Exercise description
Copy out each line of the listing that has the word "JSON" in it.

....

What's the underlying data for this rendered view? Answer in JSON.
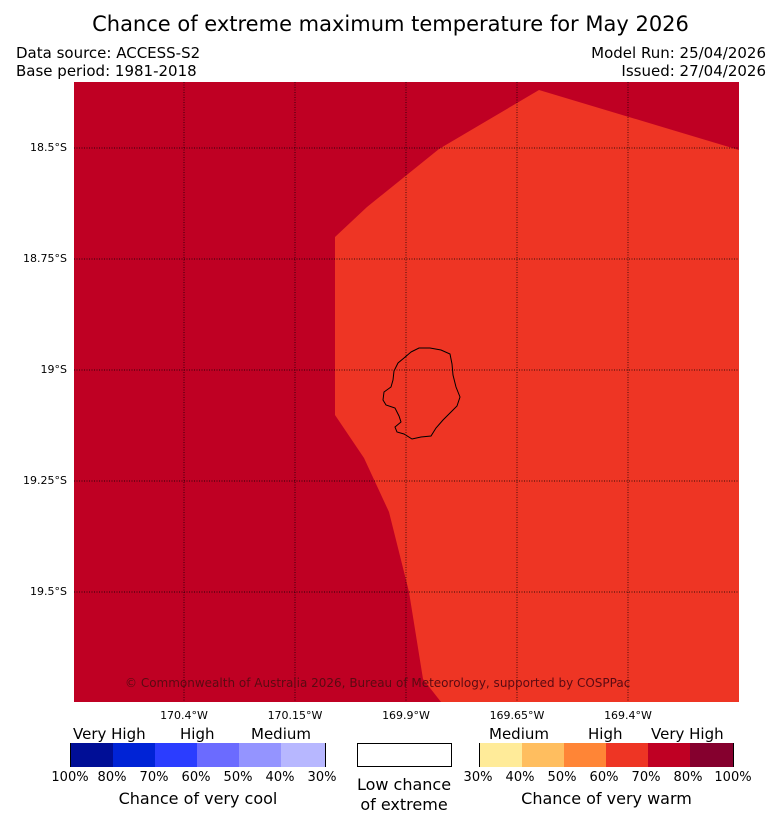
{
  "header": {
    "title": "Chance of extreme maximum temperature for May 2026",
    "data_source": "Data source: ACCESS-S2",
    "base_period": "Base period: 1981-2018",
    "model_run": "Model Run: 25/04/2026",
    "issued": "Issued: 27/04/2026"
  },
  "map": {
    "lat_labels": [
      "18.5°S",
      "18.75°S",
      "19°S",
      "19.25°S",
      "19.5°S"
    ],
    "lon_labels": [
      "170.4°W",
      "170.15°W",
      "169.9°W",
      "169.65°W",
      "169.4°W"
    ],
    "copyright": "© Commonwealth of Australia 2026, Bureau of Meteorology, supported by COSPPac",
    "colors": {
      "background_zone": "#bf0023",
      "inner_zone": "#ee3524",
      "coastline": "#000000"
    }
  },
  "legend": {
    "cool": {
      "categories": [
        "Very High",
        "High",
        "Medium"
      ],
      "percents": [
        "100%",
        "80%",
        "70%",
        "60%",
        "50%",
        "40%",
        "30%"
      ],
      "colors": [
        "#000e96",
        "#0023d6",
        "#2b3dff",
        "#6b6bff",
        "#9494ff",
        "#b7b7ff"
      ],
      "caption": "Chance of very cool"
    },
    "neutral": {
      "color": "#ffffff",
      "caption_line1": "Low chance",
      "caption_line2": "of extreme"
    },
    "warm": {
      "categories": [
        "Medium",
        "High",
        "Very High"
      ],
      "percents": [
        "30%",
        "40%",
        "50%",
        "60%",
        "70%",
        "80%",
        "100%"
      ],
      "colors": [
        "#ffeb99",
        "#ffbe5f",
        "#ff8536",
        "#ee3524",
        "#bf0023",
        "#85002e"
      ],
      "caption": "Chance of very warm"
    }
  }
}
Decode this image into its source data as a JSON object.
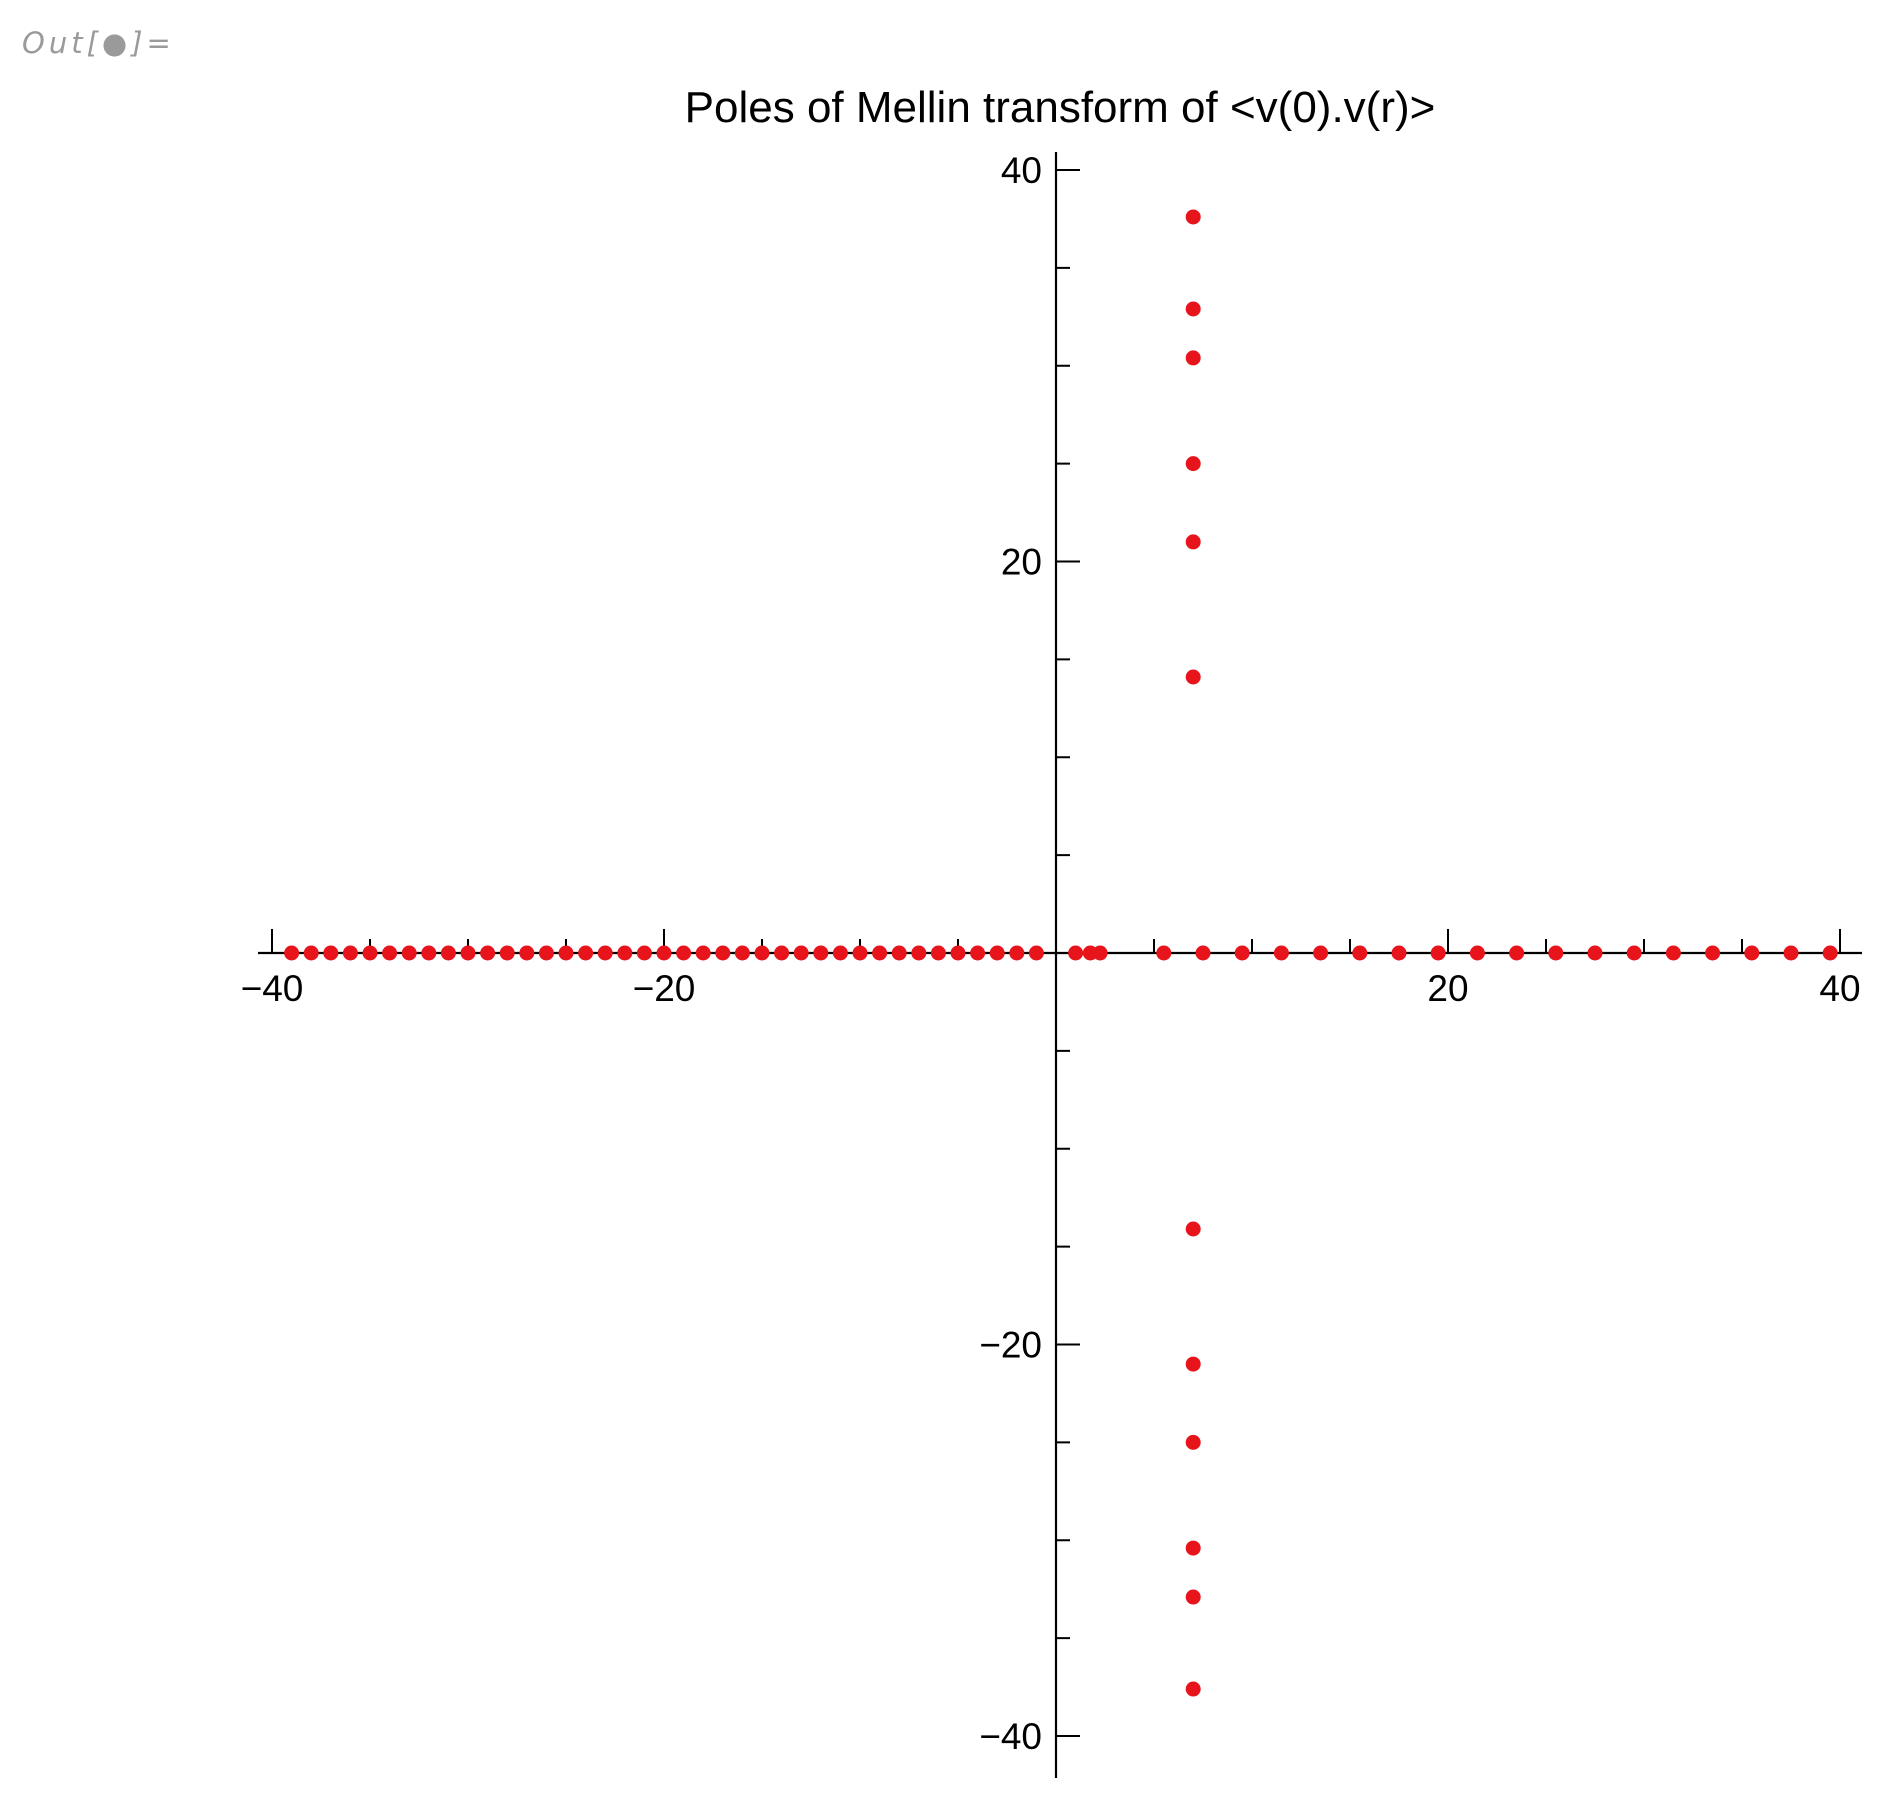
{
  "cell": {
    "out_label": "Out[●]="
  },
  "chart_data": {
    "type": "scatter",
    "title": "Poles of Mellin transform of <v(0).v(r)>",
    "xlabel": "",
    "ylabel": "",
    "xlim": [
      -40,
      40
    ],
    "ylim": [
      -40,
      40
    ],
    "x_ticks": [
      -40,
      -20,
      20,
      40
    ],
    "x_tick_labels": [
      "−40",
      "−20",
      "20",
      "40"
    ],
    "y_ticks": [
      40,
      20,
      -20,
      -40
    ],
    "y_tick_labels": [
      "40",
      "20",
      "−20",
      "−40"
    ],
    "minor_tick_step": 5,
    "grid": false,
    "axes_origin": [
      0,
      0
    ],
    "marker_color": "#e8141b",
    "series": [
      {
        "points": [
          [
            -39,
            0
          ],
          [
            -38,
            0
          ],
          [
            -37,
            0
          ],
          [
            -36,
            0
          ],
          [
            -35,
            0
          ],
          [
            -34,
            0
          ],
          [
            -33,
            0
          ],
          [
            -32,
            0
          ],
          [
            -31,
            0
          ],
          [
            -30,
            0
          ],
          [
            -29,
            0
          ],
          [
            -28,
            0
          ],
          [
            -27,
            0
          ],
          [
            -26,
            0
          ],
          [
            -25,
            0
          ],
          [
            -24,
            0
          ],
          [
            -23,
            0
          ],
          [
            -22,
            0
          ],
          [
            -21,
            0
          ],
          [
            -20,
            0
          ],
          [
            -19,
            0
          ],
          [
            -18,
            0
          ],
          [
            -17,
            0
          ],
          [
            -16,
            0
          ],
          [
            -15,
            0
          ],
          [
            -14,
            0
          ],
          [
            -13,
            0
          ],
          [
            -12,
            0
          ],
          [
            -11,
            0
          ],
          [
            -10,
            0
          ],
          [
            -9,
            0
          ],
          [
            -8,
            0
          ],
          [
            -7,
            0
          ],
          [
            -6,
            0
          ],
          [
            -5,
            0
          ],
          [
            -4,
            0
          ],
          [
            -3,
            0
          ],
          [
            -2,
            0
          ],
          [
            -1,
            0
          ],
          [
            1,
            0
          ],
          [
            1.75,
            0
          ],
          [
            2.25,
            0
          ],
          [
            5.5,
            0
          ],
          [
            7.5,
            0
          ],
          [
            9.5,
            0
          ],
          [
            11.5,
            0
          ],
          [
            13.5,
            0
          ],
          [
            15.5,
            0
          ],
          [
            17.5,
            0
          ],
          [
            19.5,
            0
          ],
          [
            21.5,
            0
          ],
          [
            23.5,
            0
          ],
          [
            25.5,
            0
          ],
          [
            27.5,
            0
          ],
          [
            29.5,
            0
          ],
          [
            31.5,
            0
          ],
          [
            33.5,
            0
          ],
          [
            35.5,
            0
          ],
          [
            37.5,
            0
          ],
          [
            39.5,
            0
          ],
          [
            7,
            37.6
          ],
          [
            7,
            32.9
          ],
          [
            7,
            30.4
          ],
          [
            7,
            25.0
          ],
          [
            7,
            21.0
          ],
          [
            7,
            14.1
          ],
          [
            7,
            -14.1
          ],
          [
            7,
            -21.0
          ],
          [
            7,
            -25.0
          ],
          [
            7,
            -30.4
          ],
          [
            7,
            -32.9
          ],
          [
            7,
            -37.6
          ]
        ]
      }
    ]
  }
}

....

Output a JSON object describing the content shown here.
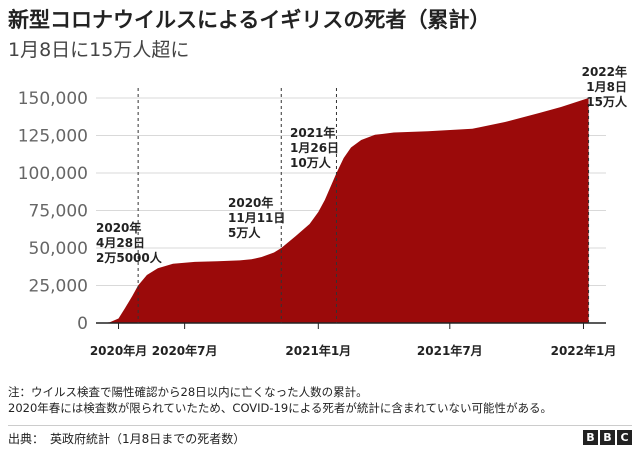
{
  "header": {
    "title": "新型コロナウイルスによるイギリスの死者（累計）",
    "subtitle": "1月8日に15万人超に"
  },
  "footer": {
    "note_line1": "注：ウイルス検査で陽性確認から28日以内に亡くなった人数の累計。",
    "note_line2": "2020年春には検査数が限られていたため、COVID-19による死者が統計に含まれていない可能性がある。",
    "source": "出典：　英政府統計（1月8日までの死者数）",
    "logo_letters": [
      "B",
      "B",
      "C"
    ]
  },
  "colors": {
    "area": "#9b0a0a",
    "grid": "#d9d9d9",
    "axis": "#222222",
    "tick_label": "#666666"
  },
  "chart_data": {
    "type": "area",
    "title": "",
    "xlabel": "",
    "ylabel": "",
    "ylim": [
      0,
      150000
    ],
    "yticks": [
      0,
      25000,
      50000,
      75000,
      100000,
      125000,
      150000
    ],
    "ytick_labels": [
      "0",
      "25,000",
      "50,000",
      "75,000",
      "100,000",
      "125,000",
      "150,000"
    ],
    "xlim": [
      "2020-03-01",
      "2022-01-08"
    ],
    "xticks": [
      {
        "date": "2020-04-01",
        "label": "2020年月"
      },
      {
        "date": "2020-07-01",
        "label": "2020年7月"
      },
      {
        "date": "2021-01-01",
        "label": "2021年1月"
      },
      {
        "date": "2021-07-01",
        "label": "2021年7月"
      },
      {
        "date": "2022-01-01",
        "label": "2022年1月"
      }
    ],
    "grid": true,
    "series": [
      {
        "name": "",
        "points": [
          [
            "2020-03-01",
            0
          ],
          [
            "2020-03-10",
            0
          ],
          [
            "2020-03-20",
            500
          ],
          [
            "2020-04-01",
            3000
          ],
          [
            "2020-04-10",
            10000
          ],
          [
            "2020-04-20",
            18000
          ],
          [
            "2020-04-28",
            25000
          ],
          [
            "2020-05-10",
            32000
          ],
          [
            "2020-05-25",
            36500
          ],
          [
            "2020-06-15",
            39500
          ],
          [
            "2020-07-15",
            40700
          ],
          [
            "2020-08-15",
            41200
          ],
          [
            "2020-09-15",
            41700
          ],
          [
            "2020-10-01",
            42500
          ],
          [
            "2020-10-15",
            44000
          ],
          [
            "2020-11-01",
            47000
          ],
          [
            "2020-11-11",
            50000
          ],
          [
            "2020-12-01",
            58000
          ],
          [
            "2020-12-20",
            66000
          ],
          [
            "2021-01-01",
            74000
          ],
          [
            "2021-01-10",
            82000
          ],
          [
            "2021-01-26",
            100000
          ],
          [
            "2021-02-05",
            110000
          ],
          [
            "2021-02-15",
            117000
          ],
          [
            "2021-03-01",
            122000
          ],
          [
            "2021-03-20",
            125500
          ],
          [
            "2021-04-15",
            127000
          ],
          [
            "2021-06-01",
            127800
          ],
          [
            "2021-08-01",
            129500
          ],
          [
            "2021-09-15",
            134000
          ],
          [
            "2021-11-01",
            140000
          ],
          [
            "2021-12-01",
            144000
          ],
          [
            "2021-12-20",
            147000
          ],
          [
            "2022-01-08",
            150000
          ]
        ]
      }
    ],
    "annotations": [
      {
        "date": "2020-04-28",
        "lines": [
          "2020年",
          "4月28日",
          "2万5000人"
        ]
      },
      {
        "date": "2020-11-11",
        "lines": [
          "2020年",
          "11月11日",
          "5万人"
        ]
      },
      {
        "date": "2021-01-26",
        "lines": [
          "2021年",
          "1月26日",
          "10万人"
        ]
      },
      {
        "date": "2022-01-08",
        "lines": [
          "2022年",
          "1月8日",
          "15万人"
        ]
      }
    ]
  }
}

....

Written answer
What's the underlying data for this rendered view? Answer in JSON.
Decode this image into its source data as a JSON object.
Output a JSON object describing the content shown here.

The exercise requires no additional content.